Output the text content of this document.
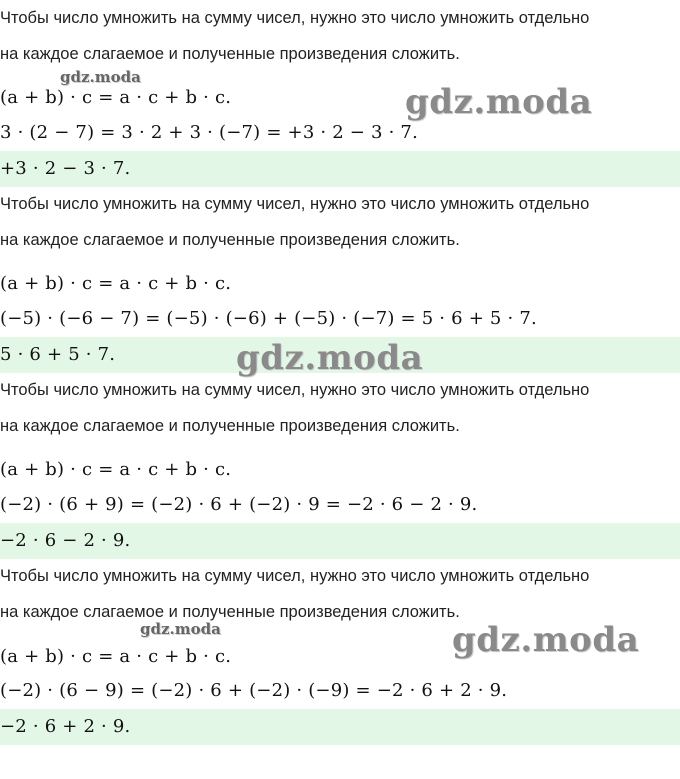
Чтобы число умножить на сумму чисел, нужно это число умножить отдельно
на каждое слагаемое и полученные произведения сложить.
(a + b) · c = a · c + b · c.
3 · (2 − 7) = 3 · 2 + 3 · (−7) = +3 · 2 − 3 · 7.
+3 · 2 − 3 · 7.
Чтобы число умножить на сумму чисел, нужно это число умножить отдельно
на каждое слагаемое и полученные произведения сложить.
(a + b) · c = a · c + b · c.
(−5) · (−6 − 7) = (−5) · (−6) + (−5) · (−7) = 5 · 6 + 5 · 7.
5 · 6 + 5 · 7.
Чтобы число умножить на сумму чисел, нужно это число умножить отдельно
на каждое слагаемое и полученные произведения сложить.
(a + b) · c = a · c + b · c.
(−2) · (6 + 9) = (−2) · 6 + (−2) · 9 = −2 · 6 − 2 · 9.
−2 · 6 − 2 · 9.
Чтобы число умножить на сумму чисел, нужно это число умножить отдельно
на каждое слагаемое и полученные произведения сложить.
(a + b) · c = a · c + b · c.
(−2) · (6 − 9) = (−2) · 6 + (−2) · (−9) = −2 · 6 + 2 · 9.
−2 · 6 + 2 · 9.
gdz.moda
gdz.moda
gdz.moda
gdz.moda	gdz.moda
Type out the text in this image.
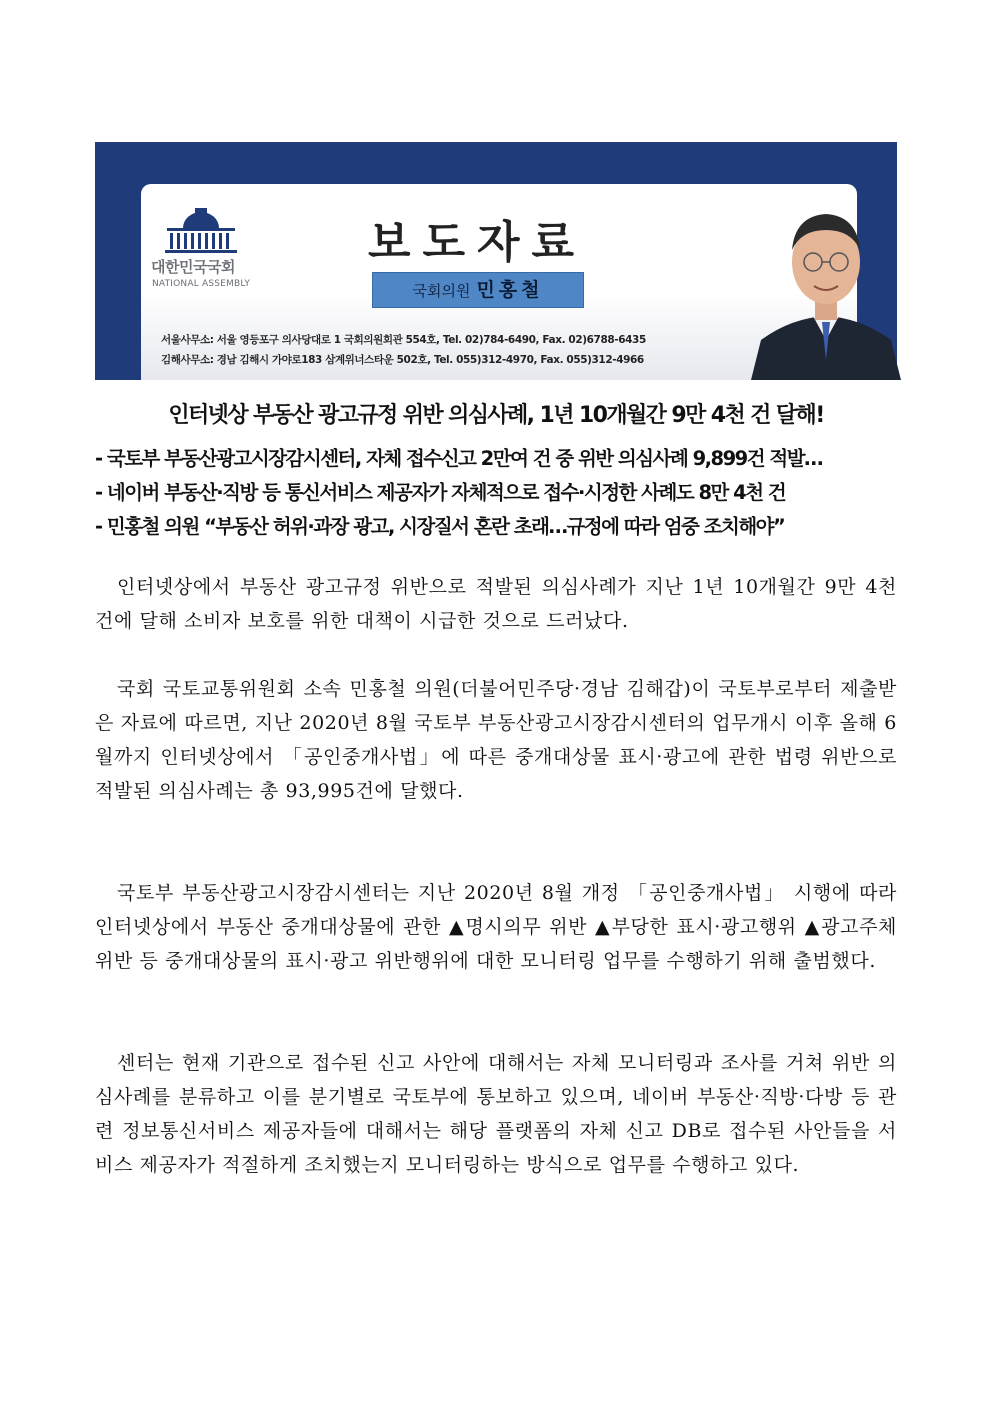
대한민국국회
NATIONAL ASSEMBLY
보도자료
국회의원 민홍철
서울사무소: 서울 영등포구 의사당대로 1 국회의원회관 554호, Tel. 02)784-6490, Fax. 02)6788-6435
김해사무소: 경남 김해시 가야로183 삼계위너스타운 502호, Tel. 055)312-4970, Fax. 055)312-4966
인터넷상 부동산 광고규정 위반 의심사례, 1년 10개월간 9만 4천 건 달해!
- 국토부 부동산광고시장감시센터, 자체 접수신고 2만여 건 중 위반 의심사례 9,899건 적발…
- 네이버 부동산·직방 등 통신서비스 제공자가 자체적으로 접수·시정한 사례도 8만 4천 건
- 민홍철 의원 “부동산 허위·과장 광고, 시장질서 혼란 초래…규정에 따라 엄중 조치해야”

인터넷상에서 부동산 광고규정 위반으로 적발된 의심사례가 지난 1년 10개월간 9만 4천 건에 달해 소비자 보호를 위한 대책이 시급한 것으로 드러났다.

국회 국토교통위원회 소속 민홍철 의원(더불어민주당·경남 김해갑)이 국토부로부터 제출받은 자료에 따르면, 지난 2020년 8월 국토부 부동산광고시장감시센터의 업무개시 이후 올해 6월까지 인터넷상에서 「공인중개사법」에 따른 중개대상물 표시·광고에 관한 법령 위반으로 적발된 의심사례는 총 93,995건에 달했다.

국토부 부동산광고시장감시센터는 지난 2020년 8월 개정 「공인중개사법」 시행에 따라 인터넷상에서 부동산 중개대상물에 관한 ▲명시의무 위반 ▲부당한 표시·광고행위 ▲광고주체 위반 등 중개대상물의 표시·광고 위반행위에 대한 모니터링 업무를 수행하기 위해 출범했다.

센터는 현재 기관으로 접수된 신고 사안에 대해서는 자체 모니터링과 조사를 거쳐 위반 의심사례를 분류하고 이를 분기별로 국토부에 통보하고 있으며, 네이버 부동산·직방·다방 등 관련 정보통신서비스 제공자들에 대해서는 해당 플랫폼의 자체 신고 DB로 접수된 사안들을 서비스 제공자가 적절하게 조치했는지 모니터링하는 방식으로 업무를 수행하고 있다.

| Task |
Search the lines for "공인중개사법". Copy each line that has it.

| Written solution |
국회 국토교통위원회 소속 민홍철 의원(더불어민주당·경남 김해갑)이 국토부로부터 제출받은 자료에 따르면, 지난 2020년 8월 국토부 부동산광고시장감시센터의 업무개시 이후 올해 6월까지 인터넷상에서 「공인중개사법」에 따른 중개대상물 표시·광고에 관한 법령 위반으로 적발된 의심사례는 총 93,995건에 달했다.
국토부 부동산광고시장감시센터는 지난 2020년 8월 개정 「공인중개사법」 시행에 따라 인터넷상에서 부동산 중개대상물에 관한 ▲명시의무 위반 ▲부당한 표시·광고행위 ▲광고주체 위반 등 중개대상물의 표시·광고 위반행위에 대한 모니터링 업무를 수행하기 위해 출범했다.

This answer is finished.